Exercise instructions:
Reproduce each of the lines word for word.
** start **
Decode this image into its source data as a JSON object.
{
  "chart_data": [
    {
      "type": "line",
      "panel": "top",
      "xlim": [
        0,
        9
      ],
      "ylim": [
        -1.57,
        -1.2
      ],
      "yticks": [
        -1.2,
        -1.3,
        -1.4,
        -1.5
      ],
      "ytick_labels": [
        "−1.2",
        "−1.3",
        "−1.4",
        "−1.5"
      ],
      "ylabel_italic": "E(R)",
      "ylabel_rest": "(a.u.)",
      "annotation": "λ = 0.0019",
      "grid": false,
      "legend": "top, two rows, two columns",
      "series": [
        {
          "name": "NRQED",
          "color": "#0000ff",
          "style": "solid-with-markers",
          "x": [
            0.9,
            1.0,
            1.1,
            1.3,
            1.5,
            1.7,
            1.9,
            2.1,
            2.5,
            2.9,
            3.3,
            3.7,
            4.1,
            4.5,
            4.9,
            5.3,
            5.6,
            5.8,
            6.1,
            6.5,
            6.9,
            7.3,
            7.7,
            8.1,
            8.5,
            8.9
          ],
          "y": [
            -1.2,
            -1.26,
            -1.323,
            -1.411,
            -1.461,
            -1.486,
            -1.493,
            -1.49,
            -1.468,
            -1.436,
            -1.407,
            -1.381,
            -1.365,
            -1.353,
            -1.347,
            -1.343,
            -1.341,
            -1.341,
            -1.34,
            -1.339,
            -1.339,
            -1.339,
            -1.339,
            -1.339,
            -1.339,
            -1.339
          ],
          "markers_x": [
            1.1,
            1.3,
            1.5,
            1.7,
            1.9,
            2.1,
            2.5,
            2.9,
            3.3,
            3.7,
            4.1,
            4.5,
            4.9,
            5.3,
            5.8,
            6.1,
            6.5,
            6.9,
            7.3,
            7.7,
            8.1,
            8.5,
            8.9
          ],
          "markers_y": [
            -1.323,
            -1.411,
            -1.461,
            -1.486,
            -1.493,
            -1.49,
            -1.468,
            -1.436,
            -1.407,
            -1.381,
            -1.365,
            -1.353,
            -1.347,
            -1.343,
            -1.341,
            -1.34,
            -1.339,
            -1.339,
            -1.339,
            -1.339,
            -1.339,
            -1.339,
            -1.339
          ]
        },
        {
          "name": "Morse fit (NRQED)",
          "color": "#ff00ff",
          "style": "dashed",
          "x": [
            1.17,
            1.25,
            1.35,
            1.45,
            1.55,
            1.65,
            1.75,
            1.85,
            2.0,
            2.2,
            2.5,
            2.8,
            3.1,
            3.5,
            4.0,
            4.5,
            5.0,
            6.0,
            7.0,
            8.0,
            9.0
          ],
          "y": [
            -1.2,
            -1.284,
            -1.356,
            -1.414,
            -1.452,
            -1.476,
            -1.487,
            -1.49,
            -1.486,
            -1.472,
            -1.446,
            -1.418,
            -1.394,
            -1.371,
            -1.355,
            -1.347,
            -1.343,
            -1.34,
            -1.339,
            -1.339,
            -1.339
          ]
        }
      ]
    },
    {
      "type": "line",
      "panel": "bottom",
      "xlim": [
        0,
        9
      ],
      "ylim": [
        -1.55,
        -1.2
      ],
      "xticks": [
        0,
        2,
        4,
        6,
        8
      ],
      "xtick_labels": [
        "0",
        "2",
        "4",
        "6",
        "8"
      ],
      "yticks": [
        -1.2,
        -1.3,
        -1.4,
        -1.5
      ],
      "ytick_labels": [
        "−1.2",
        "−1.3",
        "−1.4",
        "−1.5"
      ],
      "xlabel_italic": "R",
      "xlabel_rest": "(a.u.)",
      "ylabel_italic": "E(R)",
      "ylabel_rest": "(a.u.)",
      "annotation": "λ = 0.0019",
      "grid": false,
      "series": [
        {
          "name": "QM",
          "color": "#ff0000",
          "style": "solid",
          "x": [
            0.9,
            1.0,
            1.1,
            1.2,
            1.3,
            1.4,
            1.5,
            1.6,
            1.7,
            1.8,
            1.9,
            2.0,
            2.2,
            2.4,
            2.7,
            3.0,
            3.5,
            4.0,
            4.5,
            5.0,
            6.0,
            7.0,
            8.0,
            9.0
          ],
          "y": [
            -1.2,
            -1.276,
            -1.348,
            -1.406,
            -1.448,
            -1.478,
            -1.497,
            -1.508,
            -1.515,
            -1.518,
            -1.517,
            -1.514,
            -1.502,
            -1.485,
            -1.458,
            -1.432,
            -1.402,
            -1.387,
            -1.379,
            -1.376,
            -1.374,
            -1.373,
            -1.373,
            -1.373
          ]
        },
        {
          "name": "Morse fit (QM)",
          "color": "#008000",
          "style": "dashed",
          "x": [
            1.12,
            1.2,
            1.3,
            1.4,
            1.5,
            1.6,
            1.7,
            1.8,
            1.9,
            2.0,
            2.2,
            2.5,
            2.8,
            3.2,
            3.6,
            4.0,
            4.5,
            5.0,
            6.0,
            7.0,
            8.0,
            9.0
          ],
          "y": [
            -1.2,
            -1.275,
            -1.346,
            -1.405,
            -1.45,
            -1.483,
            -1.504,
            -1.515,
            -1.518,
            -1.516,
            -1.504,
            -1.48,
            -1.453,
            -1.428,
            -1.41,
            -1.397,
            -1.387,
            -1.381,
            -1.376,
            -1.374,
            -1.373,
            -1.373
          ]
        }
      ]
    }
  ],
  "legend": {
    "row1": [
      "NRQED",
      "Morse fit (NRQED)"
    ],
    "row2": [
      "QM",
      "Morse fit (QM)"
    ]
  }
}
** end **
Full response:
Decode this image into its source data as a JSON object.
{
  "chart_data": [
    {
      "type": "line",
      "panel": "top",
      "xlim": [
        0,
        9
      ],
      "ylim": [
        -1.57,
        -1.2
      ],
      "yticks": [
        -1.2,
        -1.3,
        -1.4,
        -1.5
      ],
      "ytick_labels": [
        "−1.2",
        "−1.3",
        "−1.4",
        "−1.5"
      ],
      "ylabel_italic": "E(R)",
      "ylabel_rest": "(a.u.)",
      "annotation": "λ = 0.0019",
      "grid": false,
      "legend": "top, two rows, two columns",
      "series": [
        {
          "name": "NRQED",
          "color": "#0000ff",
          "style": "solid-with-markers",
          "x": [
            0.9,
            1.0,
            1.1,
            1.3,
            1.5,
            1.7,
            1.9,
            2.1,
            2.5,
            2.9,
            3.3,
            3.7,
            4.1,
            4.5,
            4.9,
            5.3,
            5.6,
            5.8,
            6.1,
            6.5,
            6.9,
            7.3,
            7.7,
            8.1,
            8.5,
            8.9
          ],
          "y": [
            -1.2,
            -1.26,
            -1.323,
            -1.411,
            -1.461,
            -1.486,
            -1.493,
            -1.49,
            -1.468,
            -1.436,
            -1.407,
            -1.381,
            -1.365,
            -1.353,
            -1.347,
            -1.343,
            -1.341,
            -1.341,
            -1.34,
            -1.339,
            -1.339,
            -1.339,
            -1.339,
            -1.339,
            -1.339,
            -1.339
          ],
          "markers_x": [
            1.1,
            1.3,
            1.5,
            1.7,
            1.9,
            2.1,
            2.5,
            2.9,
            3.3,
            3.7,
            4.1,
            4.5,
            4.9,
            5.3,
            5.8,
            6.1,
            6.5,
            6.9,
            7.3,
            7.7,
            8.1,
            8.5,
            8.9
          ],
          "markers_y": [
            -1.323,
            -1.411,
            -1.461,
            -1.486,
            -1.493,
            -1.49,
            -1.468,
            -1.436,
            -1.407,
            -1.381,
            -1.365,
            -1.353,
            -1.347,
            -1.343,
            -1.341,
            -1.34,
            -1.339,
            -1.339,
            -1.339,
            -1.339,
            -1.339,
            -1.339,
            -1.339
          ]
        },
        {
          "name": "Morse fit (NRQED)",
          "color": "#ff00ff",
          "style": "dashed",
          "x": [
            1.17,
            1.25,
            1.35,
            1.45,
            1.55,
            1.65,
            1.75,
            1.85,
            2.0,
            2.2,
            2.5,
            2.8,
            3.1,
            3.5,
            4.0,
            4.5,
            5.0,
            6.0,
            7.0,
            8.0,
            9.0
          ],
          "y": [
            -1.2,
            -1.284,
            -1.356,
            -1.414,
            -1.452,
            -1.476,
            -1.487,
            -1.49,
            -1.486,
            -1.472,
            -1.446,
            -1.418,
            -1.394,
            -1.371,
            -1.355,
            -1.347,
            -1.343,
            -1.34,
            -1.339,
            -1.339,
            -1.339
          ]
        }
      ]
    },
    {
      "type": "line",
      "panel": "bottom",
      "xlim": [
        0,
        9
      ],
      "ylim": [
        -1.55,
        -1.2
      ],
      "xticks": [
        0,
        2,
        4,
        6,
        8
      ],
      "xtick_labels": [
        "0",
        "2",
        "4",
        "6",
        "8"
      ],
      "yticks": [
        -1.2,
        -1.3,
        -1.4,
        -1.5
      ],
      "ytick_labels": [
        "−1.2",
        "−1.3",
        "−1.4",
        "−1.5"
      ],
      "xlabel_italic": "R",
      "xlabel_rest": "(a.u.)",
      "ylabel_italic": "E(R)",
      "ylabel_rest": "(a.u.)",
      "annotation": "λ = 0.0019",
      "grid": false,
      "series": [
        {
          "name": "QM",
          "color": "#ff0000",
          "style": "solid",
          "x": [
            0.9,
            1.0,
            1.1,
            1.2,
            1.3,
            1.4,
            1.5,
            1.6,
            1.7,
            1.8,
            1.9,
            2.0,
            2.2,
            2.4,
            2.7,
            3.0,
            3.5,
            4.0,
            4.5,
            5.0,
            6.0,
            7.0,
            8.0,
            9.0
          ],
          "y": [
            -1.2,
            -1.276,
            -1.348,
            -1.406,
            -1.448,
            -1.478,
            -1.497,
            -1.508,
            -1.515,
            -1.518,
            -1.517,
            -1.514,
            -1.502,
            -1.485,
            -1.458,
            -1.432,
            -1.402,
            -1.387,
            -1.379,
            -1.376,
            -1.374,
            -1.373,
            -1.373,
            -1.373
          ]
        },
        {
          "name": "Morse fit (QM)",
          "color": "#008000",
          "style": "dashed",
          "x": [
            1.12,
            1.2,
            1.3,
            1.4,
            1.5,
            1.6,
            1.7,
            1.8,
            1.9,
            2.0,
            2.2,
            2.5,
            2.8,
            3.2,
            3.6,
            4.0,
            4.5,
            5.0,
            6.0,
            7.0,
            8.0,
            9.0
          ],
          "y": [
            -1.2,
            -1.275,
            -1.346,
            -1.405,
            -1.45,
            -1.483,
            -1.504,
            -1.515,
            -1.518,
            -1.516,
            -1.504,
            -1.48,
            -1.453,
            -1.428,
            -1.41,
            -1.397,
            -1.387,
            -1.381,
            -1.376,
            -1.374,
            -1.373,
            -1.373
          ]
        }
      ]
    }
  ],
  "legend": {
    "row1": [
      "NRQED",
      "Morse fit (NRQED)"
    ],
    "row2": [
      "QM",
      "Morse fit (QM)"
    ]
  }
}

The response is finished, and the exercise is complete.